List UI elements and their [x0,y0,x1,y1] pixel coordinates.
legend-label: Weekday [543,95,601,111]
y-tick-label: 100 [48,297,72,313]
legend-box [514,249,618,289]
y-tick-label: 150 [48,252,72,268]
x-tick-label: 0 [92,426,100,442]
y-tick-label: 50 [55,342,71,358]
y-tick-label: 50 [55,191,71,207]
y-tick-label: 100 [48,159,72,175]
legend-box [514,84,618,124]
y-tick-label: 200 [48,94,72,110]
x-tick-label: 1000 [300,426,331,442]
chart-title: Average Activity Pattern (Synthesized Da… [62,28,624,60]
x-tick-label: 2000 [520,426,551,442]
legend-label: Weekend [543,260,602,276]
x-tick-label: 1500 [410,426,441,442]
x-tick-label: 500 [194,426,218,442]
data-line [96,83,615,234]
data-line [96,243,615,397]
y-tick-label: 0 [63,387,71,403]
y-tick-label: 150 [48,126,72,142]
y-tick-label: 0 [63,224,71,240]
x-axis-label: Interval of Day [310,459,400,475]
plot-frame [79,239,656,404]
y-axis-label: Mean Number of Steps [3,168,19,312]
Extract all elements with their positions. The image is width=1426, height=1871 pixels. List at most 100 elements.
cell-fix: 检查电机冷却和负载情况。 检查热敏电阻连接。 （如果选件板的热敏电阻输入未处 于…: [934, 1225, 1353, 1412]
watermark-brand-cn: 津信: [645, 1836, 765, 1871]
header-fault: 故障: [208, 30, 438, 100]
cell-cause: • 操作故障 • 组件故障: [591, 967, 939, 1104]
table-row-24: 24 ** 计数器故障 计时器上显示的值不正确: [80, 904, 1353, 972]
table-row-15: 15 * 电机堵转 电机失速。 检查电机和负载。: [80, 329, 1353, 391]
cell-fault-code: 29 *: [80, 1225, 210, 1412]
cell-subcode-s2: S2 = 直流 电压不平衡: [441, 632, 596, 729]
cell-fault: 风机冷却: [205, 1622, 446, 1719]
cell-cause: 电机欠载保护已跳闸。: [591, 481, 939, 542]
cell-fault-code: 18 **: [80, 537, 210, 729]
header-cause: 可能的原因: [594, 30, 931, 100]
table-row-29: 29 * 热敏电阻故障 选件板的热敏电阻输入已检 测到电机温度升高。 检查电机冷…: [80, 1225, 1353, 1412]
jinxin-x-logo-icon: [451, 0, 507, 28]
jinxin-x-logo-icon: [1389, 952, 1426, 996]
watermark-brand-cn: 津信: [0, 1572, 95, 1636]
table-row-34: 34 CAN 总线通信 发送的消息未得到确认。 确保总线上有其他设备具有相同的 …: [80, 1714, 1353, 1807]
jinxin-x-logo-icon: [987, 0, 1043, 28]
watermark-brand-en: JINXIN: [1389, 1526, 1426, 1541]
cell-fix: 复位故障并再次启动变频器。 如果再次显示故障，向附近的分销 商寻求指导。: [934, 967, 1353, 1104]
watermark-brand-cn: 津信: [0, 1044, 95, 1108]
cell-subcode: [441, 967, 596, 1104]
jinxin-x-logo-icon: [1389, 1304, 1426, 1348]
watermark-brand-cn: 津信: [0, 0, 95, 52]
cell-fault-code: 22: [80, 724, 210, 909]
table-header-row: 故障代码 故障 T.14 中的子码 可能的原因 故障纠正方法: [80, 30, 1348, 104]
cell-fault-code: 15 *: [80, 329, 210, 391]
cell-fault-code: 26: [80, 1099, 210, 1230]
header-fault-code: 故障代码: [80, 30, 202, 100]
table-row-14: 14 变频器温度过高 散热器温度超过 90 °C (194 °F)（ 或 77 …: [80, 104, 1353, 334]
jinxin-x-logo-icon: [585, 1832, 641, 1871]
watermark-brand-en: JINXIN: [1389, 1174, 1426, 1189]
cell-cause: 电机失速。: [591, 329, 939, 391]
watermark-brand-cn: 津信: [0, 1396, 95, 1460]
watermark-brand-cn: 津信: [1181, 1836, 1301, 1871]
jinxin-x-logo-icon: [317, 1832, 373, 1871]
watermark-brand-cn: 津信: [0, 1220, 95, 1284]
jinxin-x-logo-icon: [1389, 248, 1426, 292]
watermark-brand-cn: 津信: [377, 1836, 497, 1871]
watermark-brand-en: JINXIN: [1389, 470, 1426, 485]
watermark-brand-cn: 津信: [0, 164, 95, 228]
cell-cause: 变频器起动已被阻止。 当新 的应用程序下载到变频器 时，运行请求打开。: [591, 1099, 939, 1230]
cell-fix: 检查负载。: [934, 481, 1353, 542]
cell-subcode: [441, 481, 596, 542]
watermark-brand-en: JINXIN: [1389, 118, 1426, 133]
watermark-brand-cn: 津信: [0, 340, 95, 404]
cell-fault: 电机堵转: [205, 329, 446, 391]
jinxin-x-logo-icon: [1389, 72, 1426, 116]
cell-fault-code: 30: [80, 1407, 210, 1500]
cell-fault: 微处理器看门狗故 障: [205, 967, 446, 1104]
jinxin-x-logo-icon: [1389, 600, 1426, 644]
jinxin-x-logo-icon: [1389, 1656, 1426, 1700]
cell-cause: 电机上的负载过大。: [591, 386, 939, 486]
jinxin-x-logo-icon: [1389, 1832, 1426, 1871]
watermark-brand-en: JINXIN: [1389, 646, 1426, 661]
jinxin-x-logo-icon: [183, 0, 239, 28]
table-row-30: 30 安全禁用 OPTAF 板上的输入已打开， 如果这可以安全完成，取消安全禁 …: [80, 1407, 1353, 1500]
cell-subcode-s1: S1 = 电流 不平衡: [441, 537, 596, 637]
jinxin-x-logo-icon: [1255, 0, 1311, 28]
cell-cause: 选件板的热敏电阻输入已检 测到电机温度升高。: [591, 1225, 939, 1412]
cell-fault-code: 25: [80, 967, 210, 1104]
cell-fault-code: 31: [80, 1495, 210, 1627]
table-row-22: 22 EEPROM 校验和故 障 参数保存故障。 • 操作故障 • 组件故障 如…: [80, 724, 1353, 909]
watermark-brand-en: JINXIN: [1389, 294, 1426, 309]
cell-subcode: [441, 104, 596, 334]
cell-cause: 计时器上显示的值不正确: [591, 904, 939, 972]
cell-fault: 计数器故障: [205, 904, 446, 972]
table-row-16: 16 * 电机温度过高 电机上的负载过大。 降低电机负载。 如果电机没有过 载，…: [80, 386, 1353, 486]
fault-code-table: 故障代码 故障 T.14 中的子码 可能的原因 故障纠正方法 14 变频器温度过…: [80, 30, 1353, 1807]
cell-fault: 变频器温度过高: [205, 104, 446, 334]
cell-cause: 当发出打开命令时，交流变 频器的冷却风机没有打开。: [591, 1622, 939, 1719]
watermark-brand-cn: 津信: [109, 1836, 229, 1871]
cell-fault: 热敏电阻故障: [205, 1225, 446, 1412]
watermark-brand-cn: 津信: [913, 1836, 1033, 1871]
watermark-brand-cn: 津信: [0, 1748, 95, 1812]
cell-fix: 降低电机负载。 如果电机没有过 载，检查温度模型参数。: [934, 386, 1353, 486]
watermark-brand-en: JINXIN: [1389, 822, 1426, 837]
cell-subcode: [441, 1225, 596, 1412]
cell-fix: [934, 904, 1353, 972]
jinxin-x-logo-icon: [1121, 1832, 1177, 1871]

● **Work to complete**
Report each line of the entries above that contains the string "测到电机温度升高", copying every such line in full. Matching is case-sensitive.

● **Response below**
table-row-29: 29 * 热敏电阻故障 选件板的热敏电阻输入已检 测到电机温度升高。 检查电机冷…: [80, 1225, 1353, 1412]
cell-cause: 选件板的热敏电阻输入已检 测到电机温度升高。: [591, 1225, 939, 1412]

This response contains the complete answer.